▶ **Supplied records**:
--------
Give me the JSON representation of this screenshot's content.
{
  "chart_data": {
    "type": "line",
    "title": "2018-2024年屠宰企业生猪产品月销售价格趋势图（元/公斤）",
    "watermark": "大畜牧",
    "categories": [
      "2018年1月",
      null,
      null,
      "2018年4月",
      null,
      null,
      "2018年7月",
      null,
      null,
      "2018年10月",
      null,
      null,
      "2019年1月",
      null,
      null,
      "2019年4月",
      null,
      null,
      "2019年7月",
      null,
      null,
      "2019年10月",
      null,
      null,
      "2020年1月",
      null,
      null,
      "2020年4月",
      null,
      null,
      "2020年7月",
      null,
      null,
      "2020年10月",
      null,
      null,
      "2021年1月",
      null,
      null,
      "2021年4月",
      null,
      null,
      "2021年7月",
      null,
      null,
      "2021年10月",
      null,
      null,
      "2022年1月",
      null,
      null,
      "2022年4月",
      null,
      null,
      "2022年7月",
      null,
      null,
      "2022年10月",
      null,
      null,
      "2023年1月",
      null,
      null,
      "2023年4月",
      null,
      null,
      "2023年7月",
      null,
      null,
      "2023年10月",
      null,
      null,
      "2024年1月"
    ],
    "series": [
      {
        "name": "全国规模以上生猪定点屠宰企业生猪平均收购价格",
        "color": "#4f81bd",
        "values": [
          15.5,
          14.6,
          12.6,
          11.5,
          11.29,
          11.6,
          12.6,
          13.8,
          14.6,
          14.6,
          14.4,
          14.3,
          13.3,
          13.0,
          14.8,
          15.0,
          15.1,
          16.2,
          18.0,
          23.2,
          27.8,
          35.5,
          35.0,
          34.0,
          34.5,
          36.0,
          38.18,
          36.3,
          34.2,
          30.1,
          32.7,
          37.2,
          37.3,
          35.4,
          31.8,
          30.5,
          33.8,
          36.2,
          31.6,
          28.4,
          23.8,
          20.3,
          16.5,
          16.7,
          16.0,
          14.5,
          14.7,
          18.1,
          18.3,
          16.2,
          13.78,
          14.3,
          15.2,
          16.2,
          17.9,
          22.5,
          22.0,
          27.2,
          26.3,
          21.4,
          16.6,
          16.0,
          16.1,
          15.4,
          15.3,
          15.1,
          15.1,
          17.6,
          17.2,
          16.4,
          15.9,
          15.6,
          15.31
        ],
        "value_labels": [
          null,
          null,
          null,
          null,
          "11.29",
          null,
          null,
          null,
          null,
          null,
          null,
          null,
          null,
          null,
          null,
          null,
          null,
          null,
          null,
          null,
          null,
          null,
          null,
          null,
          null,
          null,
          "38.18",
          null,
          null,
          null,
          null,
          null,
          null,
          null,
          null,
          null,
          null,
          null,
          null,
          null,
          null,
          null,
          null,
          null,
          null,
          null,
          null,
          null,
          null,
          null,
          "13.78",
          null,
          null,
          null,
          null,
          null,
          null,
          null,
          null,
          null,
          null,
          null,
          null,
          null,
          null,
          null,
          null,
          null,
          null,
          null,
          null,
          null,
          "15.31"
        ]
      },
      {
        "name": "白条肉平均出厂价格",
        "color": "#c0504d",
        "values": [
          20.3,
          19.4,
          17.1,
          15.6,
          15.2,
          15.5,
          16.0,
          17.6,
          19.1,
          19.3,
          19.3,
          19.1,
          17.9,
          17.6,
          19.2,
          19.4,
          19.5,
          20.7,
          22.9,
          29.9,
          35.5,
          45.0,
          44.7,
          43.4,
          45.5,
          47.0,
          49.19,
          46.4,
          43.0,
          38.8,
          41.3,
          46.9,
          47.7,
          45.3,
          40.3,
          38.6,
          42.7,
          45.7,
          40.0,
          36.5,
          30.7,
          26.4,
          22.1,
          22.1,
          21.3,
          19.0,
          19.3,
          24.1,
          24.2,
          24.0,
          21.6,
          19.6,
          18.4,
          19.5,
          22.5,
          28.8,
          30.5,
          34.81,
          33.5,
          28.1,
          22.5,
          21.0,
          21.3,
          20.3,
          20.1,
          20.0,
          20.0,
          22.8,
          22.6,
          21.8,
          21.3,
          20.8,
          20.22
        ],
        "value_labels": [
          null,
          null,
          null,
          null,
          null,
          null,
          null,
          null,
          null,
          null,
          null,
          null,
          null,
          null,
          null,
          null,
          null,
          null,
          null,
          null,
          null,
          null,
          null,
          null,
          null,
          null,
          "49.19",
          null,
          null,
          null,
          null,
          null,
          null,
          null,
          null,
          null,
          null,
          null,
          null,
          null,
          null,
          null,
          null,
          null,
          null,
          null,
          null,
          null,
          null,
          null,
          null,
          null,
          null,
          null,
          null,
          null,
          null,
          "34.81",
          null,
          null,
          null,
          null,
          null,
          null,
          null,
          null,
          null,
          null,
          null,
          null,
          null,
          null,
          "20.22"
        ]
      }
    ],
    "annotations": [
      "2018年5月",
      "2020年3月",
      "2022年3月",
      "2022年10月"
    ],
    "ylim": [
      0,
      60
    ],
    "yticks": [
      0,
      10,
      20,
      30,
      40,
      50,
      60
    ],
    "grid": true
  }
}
--------
▶ **Task description**:
Select and copy every line of the listing with the word "name".

▶ **The completed task**:
        "name": "全国规模以上生猪定点屠宰企业生猪平均收购价格",
        "name": "白条肉平均出厂价格",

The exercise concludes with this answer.